» TASK INSTRUCTIONS
Return every record verbatim.

*** THE INPUT ***

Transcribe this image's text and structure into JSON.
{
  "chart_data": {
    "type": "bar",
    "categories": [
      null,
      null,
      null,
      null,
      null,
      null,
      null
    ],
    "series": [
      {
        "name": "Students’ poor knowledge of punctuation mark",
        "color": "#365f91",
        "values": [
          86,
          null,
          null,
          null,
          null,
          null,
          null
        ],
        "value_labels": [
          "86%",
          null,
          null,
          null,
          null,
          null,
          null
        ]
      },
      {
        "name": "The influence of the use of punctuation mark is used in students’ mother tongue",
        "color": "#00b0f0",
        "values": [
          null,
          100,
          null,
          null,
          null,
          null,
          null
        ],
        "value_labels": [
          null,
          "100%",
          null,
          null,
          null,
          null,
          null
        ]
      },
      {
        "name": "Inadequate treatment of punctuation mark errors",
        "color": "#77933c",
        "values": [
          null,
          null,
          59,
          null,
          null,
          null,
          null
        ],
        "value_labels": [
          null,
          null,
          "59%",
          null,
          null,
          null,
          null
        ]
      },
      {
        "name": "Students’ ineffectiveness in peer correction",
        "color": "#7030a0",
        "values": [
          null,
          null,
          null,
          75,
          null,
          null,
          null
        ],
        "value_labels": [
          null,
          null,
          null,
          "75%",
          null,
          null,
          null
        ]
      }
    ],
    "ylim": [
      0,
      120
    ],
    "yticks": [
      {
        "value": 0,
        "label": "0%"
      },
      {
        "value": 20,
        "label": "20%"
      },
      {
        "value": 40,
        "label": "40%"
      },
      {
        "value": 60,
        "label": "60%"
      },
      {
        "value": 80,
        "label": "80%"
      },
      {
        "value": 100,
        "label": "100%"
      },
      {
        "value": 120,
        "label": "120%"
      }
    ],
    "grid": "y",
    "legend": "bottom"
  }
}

***

» THE RESPONSE
Transcribe this image's text and structure into JSON.
{
  "chart_data": {
    "type": "bar",
    "categories": [
      null,
      null,
      null,
      null,
      null,
      null,
      null
    ],
    "series": [
      {
        "name": "Students’ poor knowledge of punctuation mark",
        "color": "#365f91",
        "values": [
          86,
          null,
          null,
          null,
          null,
          null,
          null
        ],
        "value_labels": [
          "86%",
          null,
          null,
          null,
          null,
          null,
          null
        ]
      },
      {
        "name": "The influence of the use of punctuation mark is used in students’ mother tongue",
        "color": "#00b0f0",
        "values": [
          null,
          100,
          null,
          null,
          null,
          null,
          null
        ],
        "value_labels": [
          null,
          "100%",
          null,
          null,
          null,
          null,
          null
        ]
      },
      {
        "name": "Inadequate treatment of punctuation mark errors",
        "color": "#77933c",
        "values": [
          null,
          null,
          59,
          null,
          null,
          null,
          null
        ],
        "value_labels": [
          null,
          null,
          "59%",
          null,
          null,
          null,
          null
        ]
      },
      {
        "name": "Students’ ineffectiveness in peer correction",
        "color": "#7030a0",
        "values": [
          null,
          null,
          null,
          75,
          null,
          null,
          null
        ],
        "value_labels": [
          null,
          null,
          null,
          "75%",
          null,
          null,
          null
        ]
      }
    ],
    "ylim": [
      0,
      120
    ],
    "yticks": [
      {
        "value": 0,
        "label": "0%"
      },
      {
        "value": 20,
        "label": "20%"
      },
      {
        "value": 40,
        "label": "40%"
      },
      {
        "value": 60,
        "label": "60%"
      },
      {
        "value": 80,
        "label": "80%"
      },
      {
        "value": 100,
        "label": "100%"
      },
      {
        "value": 120,
        "label": "120%"
      }
    ],
    "grid": "y",
    "legend": "bottom"
  }
}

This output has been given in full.